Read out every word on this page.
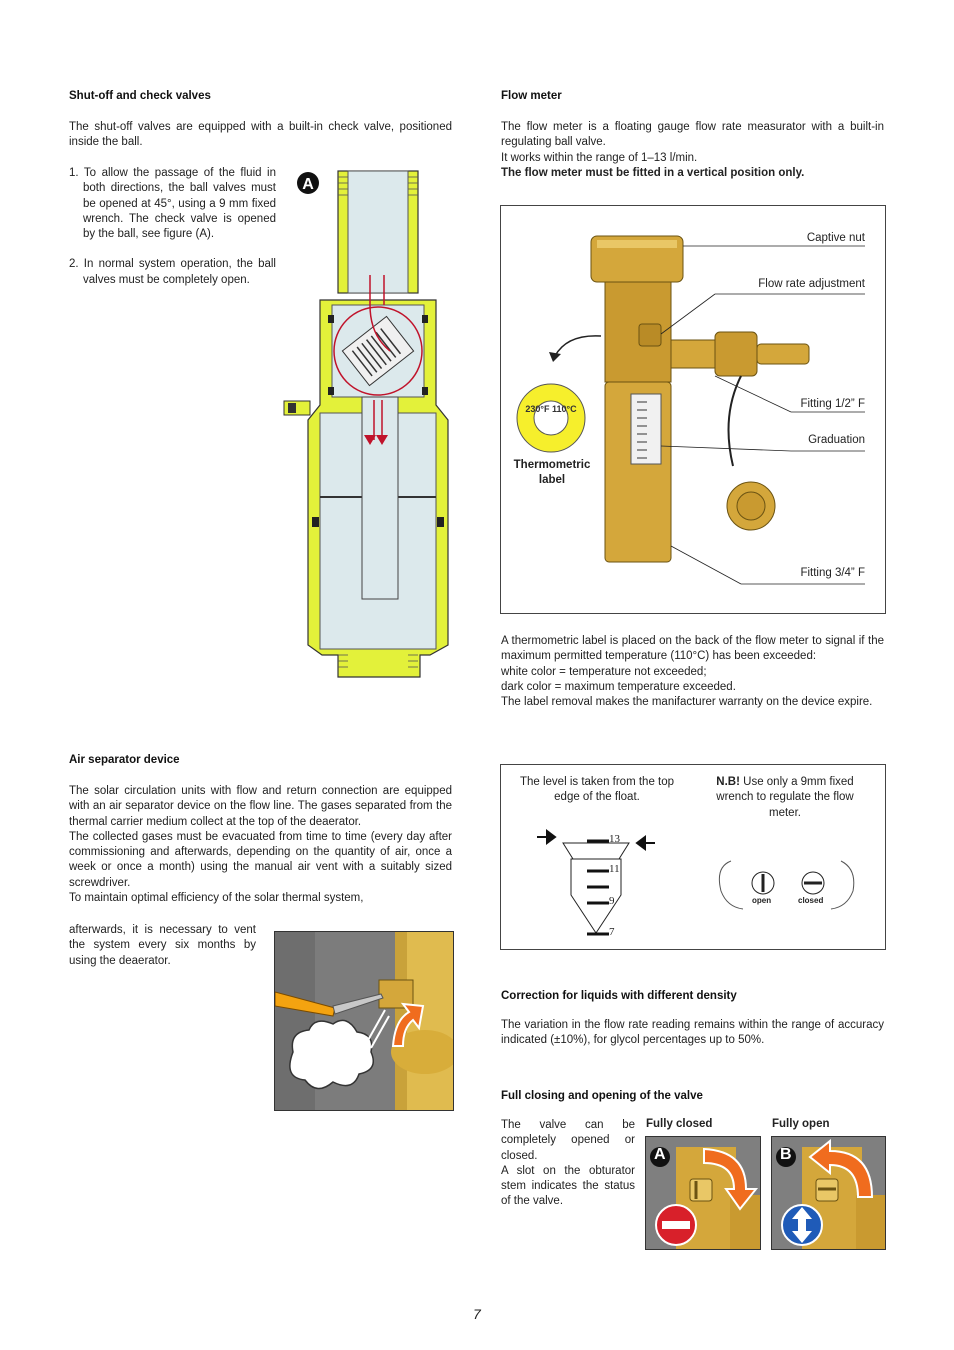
Shut-off and check valves
The shut-off valves are equipped with a built-in check valve, positioned inside the ball.
1. To allow the passage of the fluid in both directions, the ball valves must be opened at 45°, using a 9 mm fixed wrench. The check valve is opened by the ball, see figure (A).
2. In normal system operation, the ball valves must be completely open.
A
Air separator device

The solar circulation units with flow and return connection are equipped with an air separator device on the flow line. The gases separated from the thermal carrier medium collect at the top of the deaerator.

The collected gases must be evacuated from time to time (every day after commissioning and afterwards, depending on the quantity of air, once a week or once a month) using the manual air vent with a suitably sized screwdriver.

To maintain optimal efficiency of the solar thermal system,

afterwards, it is necessary to vent the system every six months by using the deaerator.
Flow meter

The flow meter is a floating gauge flow rate measurator with a built-in regulating ball valve.

It works within the range of 1–13 l/min.

The flow meter must be fitted in a vertical position only.

Captive nut
Flow rate adjustment
Fitting 1/2” F
Graduation
Fitting 3/4” F
Thermometric label
230°F 110°C

A thermometric label is placed on the back of the flow meter to signal if the maximum permitted temperature (110°C) has been exceeded:

white color = temperature not exceeded;

dark color = maximum temperature exceeded.

The label removal makes the manifacturer warranty on the device expire.

The level is taken from the top edge of the float.
N.B! Use only a 9mm fixed wrench to regulate the flow meter.
13
11
9
7
open	closed
Correction for liquids with different density
The variation in the flow rate reading remains within the range of accuracy indicated (±10%), for glycol percentages up to 50%.
Full closing and opening of the valve

The valve can be completely opened or closed.

A slot on the obturator stem indicates the status of the valve.

Fully closed	Fully open
A	B
7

What is required:
Extract every line above that contains the word "using".

Task answer:
1. To allow the passage of the fluid in both directions, the ball valves must be opened at 45°, using a 9 mm fixed wrench. The check valve is opened by the ball, see figure (A).
The collected gases must be evacuated from time to time (every day after commissioning and afterwards, depending on the quantity of air, once a week or once a month) using the manual air vent with a suitably sized screwdriver.
afterwards, it is necessary to vent the system every six months by using the deaerator.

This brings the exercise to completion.